Short problem => Using the listing below, report all lines holding the word "koncentrace".

begin Extracted data

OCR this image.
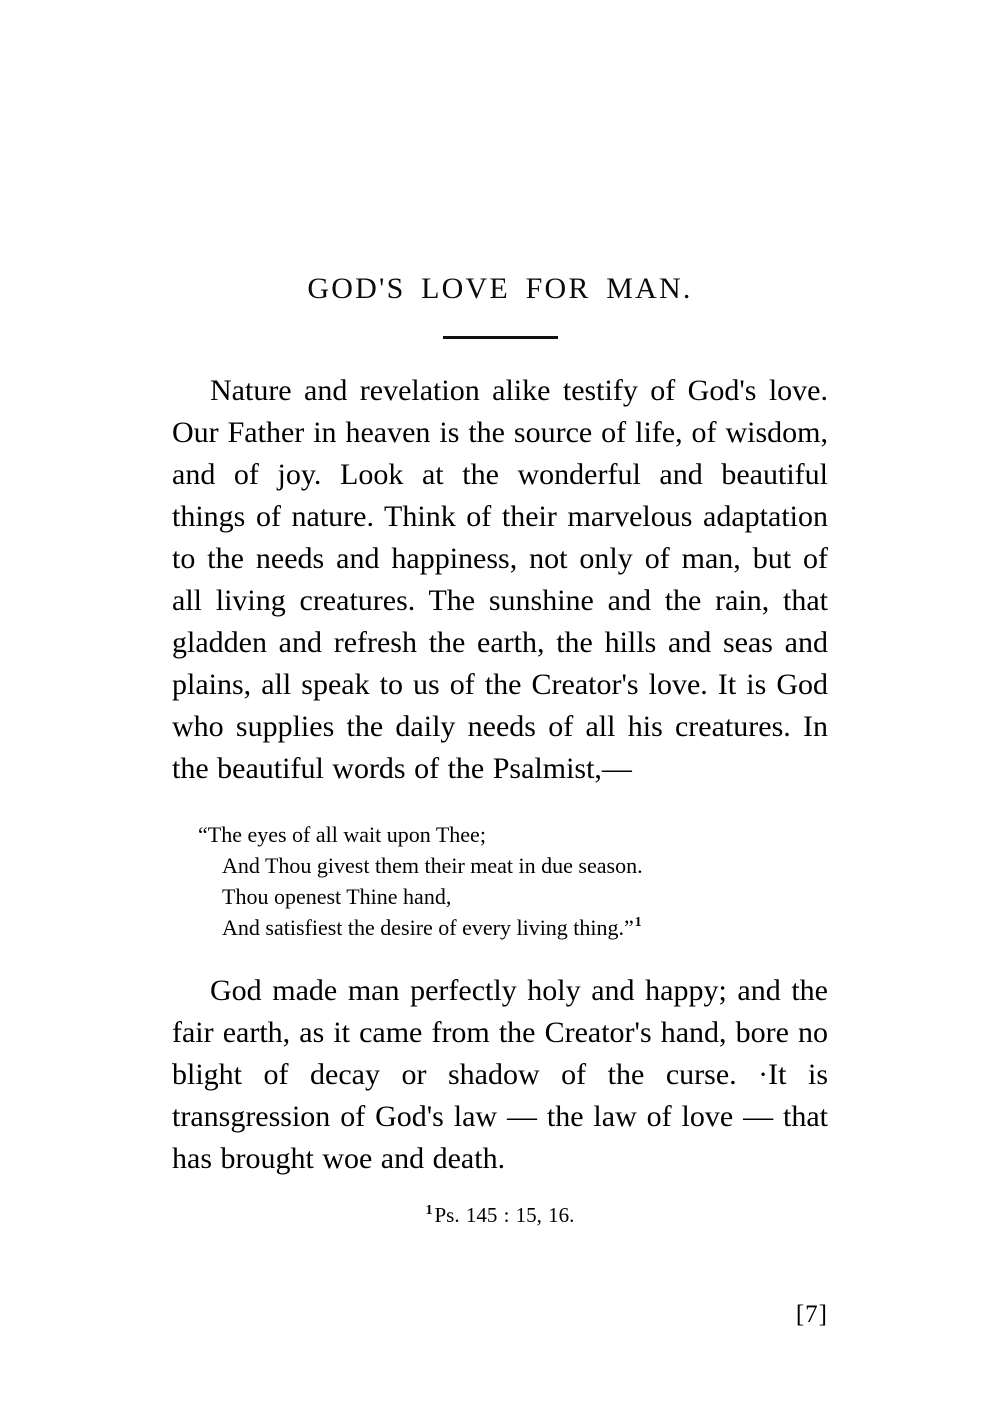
GOD'S LOVE FOR MAN.

Nature and revelation alike testify of God's love. Our Father in heaven is the source of life, of wisdom, and of joy. Look at the wonderful and beautiful things of nature. Think of their marvelous adaptation to the needs and happiness, not only of man, but of all living creatures. The sunshine and the rain, that gladden and refresh the earth, the hills and seas and plains, all speak to us of the Creator's love. It is God who supplies the daily needs of all his creatures. In the beautiful words of the Psalmist,—

“The eyes of all wait upon Thee;

And Thou givest them their meat in due season.

Thou openest Thine hand,

And satisfiest the desire of every living thing.”$^1$

God made man perfectly holy and happy; and the fair earth, as it came from the Creator's hand, bore no blight of decay or shadow of the curse. ·It is transgression of God's law — the law of love — that has brought woe and death.

$^1$Ps. 145 : 15, 16.

[7]
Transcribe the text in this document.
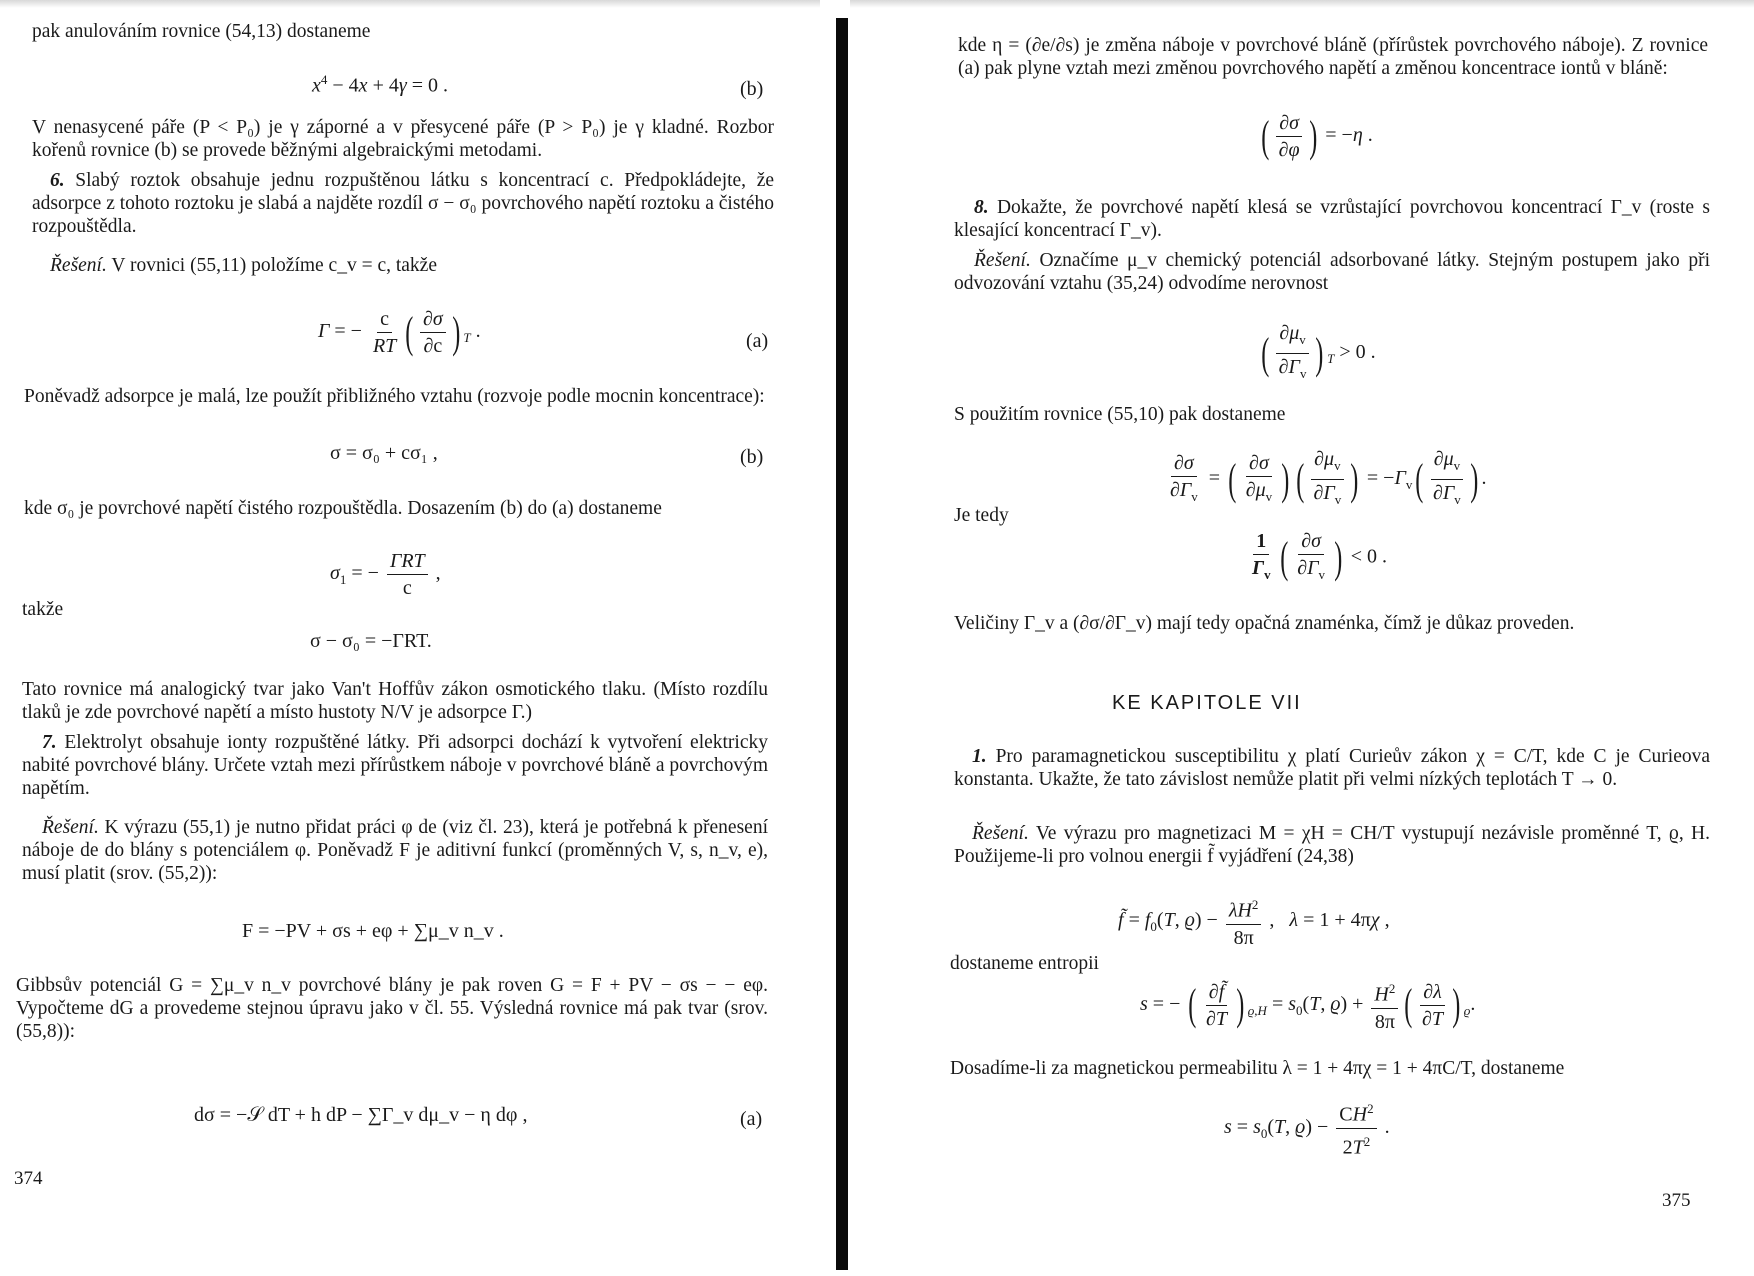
pak anulováním rovnice (54,13) dostaneme

$x^4 - 4x + 4\gamma = 0$ .	(b)

V nenasycené páře (P < P₀) je γ záporné a v přesycené páře (P > P₀) je γ kladné. Rozbor kořenů rovnice (b) se provede běžnými algebraickými metodami.

6. Slabý roztok obsahuje jednu rozpuštěnou látku s koncentrací c. Předpokládejte, že adsorpce z tohoto roztoku je slabá a najděte rozdíl σ − σ₀ povrchového napětí roztoku a čistého rozpouštědla.

Řešení. V rovnici (55,11) položíme c_v = c, takže

Γ = − $\frac{c}{RT}$ ( $\frac{\partial\sigma}{\partial c}$ ) $_T$ .	(a)

Poněvadž adsorpce je malá, lze použít přibližného vztahu (rozvoje podle mocnin koncentrace):

σ = σ₀ + cσ₁ ,	(b)

kde σ₀ je povrchové napětí čistého rozpouštědla. Dosazením (b) do (a) dostaneme

$\sigma_1$ = − $\frac{\text{ΓRT}}{c}$ ,

takže

σ − σ₀ = −ΓRT.

Tato rovnice má analogický tvar jako Van't Hoffův zákon osmotického tlaku. (Místo rozdílu tlaků je zde povrchové napětí a místo hustoty N/V je adsorpce Γ.)

7. Elektrolyt obsahuje ionty rozpuštěné látky. Při adsorpci dochází k vytvoření elektricky nabité povrchové blány. Určete vztah mezi přírůstkem náboje v povrchové bláně a povrchovým napětím.

Řešení. K výrazu (55,1) je nutno přidat práci φ de (viz čl. 23), která je potřebná k přenesení náboje de do blány s potenciálem φ. Poněvadž F je aditivní funkcí (proměnných V, s, n_v, e), musí platit (srov. (55,2)):

F = −PV + σs + eφ + ∑μ_v n_v .

Gibbsův potenciál G = ∑μ_v n_v povrchové blány je pak roven G = F + PV − σs − − eφ. Vypočteme dG a provedeme stejnou úpravu jako v čl. 55. Výsledná rovnice má pak tvar (srov. (55,8)):

dσ = −𝒮 dT + h dP − ∑Γ_v dμ_v − η dφ ,	(a)
374

kde η = (∂e/∂s) je změna náboje v povrchové bláně (přírůstek povrchového náboje). Z rovnice (a) pak plyne vztah mezi změnou povrchového napětí a změnou koncentrace iontů v bláně:

( $\frac{\partial\sigma}{\partial\varphi}$ ) = −η .

8. Dokažte, že povrchové napětí klesá se vzrůstající povrchovou koncentrací Γ_v (roste s klesající koncentrací Γ_v).

Řešení. Označíme μ_v chemický potenciál adsorbované látky. Stejným postupem jako při odvozování vztahu (35,24) odvodíme nerovnost

( $\frac{\partial\mu_v}{\partial\Gamma_v}$ ) $_T$ > 0 .

S použitím rovnice (55,10) pak dostaneme

$\frac{\partial\sigma}{\partial\Gamma_v}$ = ( $\frac{\partial\sigma}{\partial\mu_v}$ ) ( $\frac{\partial\mu_v}{\partial\Gamma_v}$ ) = $-\Gamma_v( \frac{\partial\mu_v}{\partial\Gamma_v}$ ) .

Je tedy

$\frac{1}{\Gamma_v}$ ( $\frac{\partial\sigma}{\partial\Gamma_v}$ ) < 0 .

Veličiny Γ_v a (∂σ/∂Γ_v) mají tedy opačná znaménka, čímž je důkaz proveden.

KE KAPITOLE VII

1. Pro paramagnetickou susceptibilitu χ platí Curieův zákon χ = C/T, kde C je Curieova konstanta. Ukažte, že tato závislost nemůže platit při velmi nízkých teplotách T → 0.

Řešení. Ve výrazu pro magnetizaci M = χH = CH/T vystupují nezávisle proměnné T, ϱ, H. Použijeme-li pro volnou energii f̃ vyjádření (24,38)

f̃ = $f_0(T$, $ϱ) - \frac{\lambda H^2}{8\pi}$ ,   λ = 1 + 4πχ ,

dostaneme entropii

s = − ( $\frac{\partial f̃}{\partial T}$ ) $_{ϱ,H} = s_0(T$, $ϱ) + \frac{H^2}{8\pi}$ ( $\frac{\partial\lambda}{\partial T}$ ) $_ϱ$.

Dosadíme-li za magnetickou permeabilitu λ = 1 + 4πχ = 1 + 4πC/T, dostaneme

$s = s_0(T$, $ϱ) - \frac{CH^2}{2T^2}$ .
375
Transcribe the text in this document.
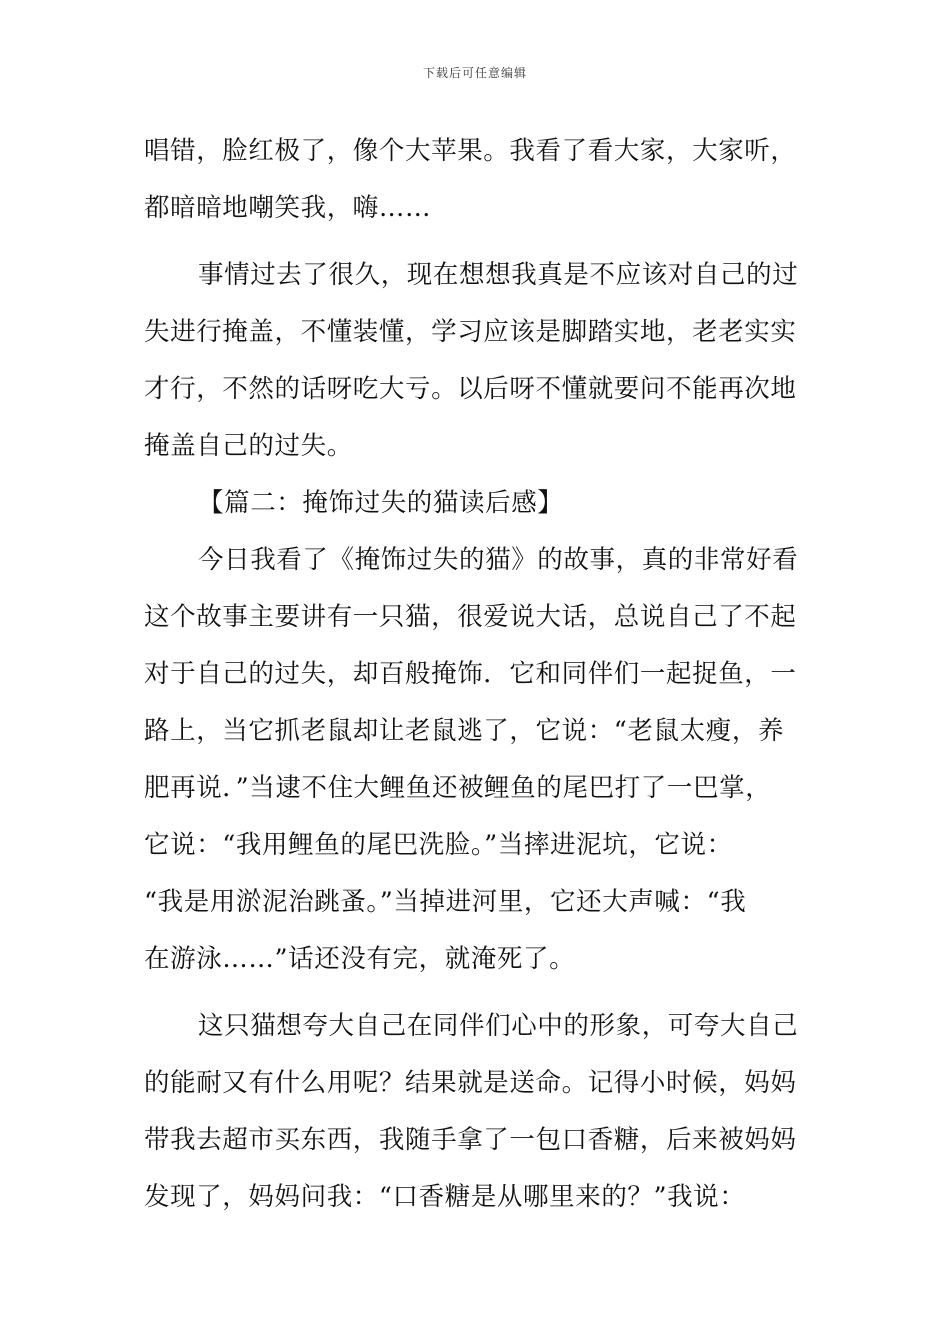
下载后可任意编辑
唱错，脸红极了，像个大苹果。我看了看大家，大家听，
都暗暗地嘲笑我，嗨……
事情过去了很久，现在想想我真是不应该对自己的过
失进行掩盖，不懂装懂，学习应该是脚踏实地，老老实实
才行，不然的话呀吃大亏。以后呀不懂就要问不能再次地
掩盖自己的过失。
【篇二：掩饰过失的猫读后感】
今日我看了《掩饰过失的猫》的故事，真的非常好看
这个故事主要讲有一只猫，很爱说大话，总说自己了不起
对于自己的过失，却百般掩饰．它和同伴们一起捉鱼，一
路上，当它抓老鼠却让老鼠逃了，它说：“老鼠太瘦，养
肥再说．”当逮不住大鲤鱼还被鲤鱼的尾巴打了一巴掌，
它说：“我用鲤鱼的尾巴洗脸。”当摔进泥坑，它说：
“我是用淤泥治跳蚤。”当掉进河里，它还大声喊：“我
在游泳……”话还没有完，就淹死了。
这只猫想夸大自己在同伴们心中的形象，可夸大自己
的能耐又有什么用呢？结果就是送命。记得小时候，妈妈
带我去超市买东西，我随手拿了一包口香糖，后来被妈妈
发现了，妈妈问我：“口香糖是从哪里来的？”我说：
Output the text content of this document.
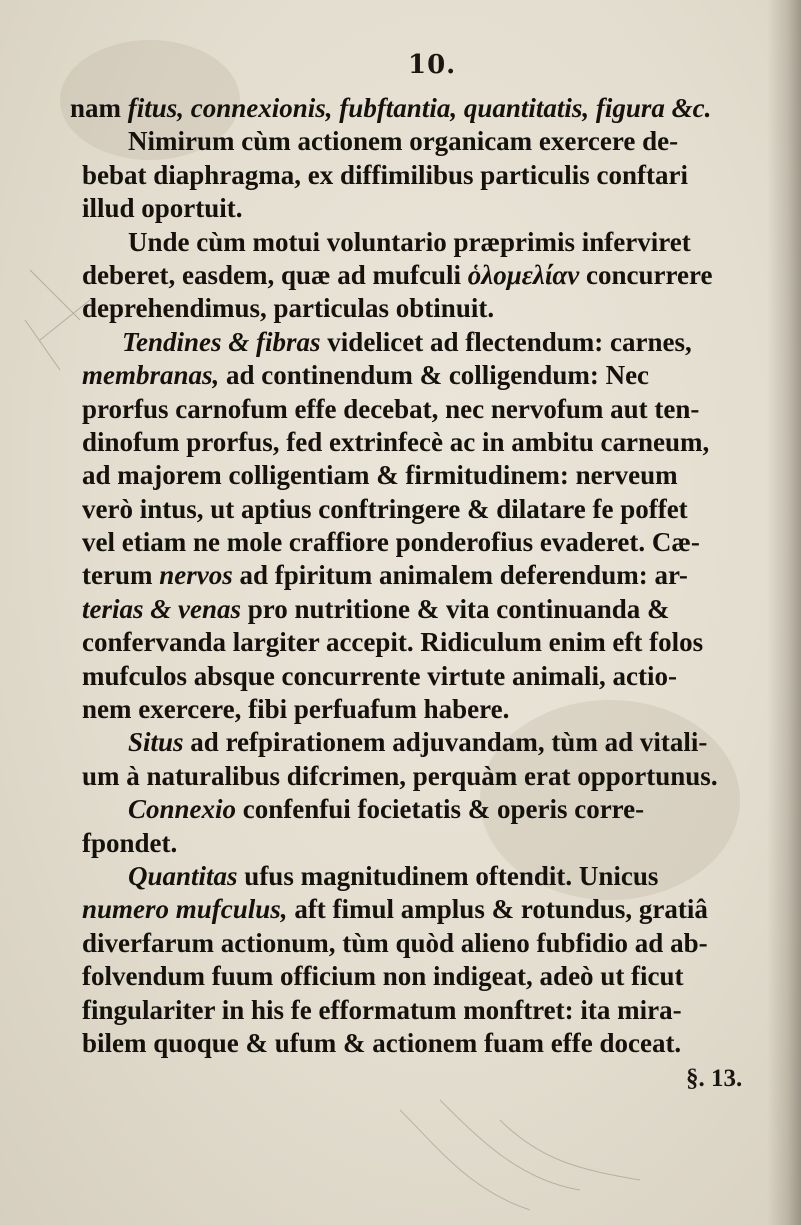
10.
nam fitus, connexionis, fubftantia, quantitatis, figura &c.
Nimirum cùm actionem organicam exercere de-
bebat diaphragma, ex diffimilibus particulis conftari
illud oportuit.
Unde cùm motui voluntario præprimis inferviret
deberet, easdem, quæ ad mufculi ὁλομελίαν concurrere
deprehendimus, particulas obtinuit.
Tendines & fibras videlicet ad flectendum: carnes,
membranas, ad continendum & colligendum: Nec
prorfus carnofum effe decebat, nec nervofum aut ten-
dinofum prorfus, fed extrinfecè ac in ambitu carneum,
ad majorem colligentiam & firmitudinem: nerveum
verò intus, ut aptius conftringere & dilatare fe poffet
vel etiam ne mole craffiore ponderofius evaderet. Cæ-
terum nervos ad fpiritum animalem deferendum: ar-
terias & venas pro nutritione & vita continuanda &
confervanda largiter accepit. Ridiculum enim eft folos
mufculos absque concurrente virtute animali, actio-
nem exercere, fibi perfuafum habere.
Situs ad refpirationem adjuvandam, tùm ad vitali-
um à naturalibus difcrimen, perquàm erat opportunus.
Connexio confenfui focietatis & operis corre-
fpondet.
Quantitas ufus magnitudinem oftendit. Unicus
numero mufculus, aft fimul amplus & rotundus, gratiâ
diverfarum actionum, tùm quòd alieno fubfidio ad ab-
folvendum fuum officium non indigeat, adeò ut ficut
fingulariter in his fe efformatum monftret: ita mira-
bilem quoque & ufum & actionem fuam effe doceat.
§. 13.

end Extracted data

In response =>
Poněvadž adsorpce je malá, lze použít přibližného vztahu (rozvoje podle mocnin koncentrace):
kde η = (∂e/∂s) je změna náboje v povrchové bláně (přírůstek povrchového náboje). Z rovnice (a) pak plyne vztah mezi změnou povrchového napětí a změnou koncentrace iontů v bláně:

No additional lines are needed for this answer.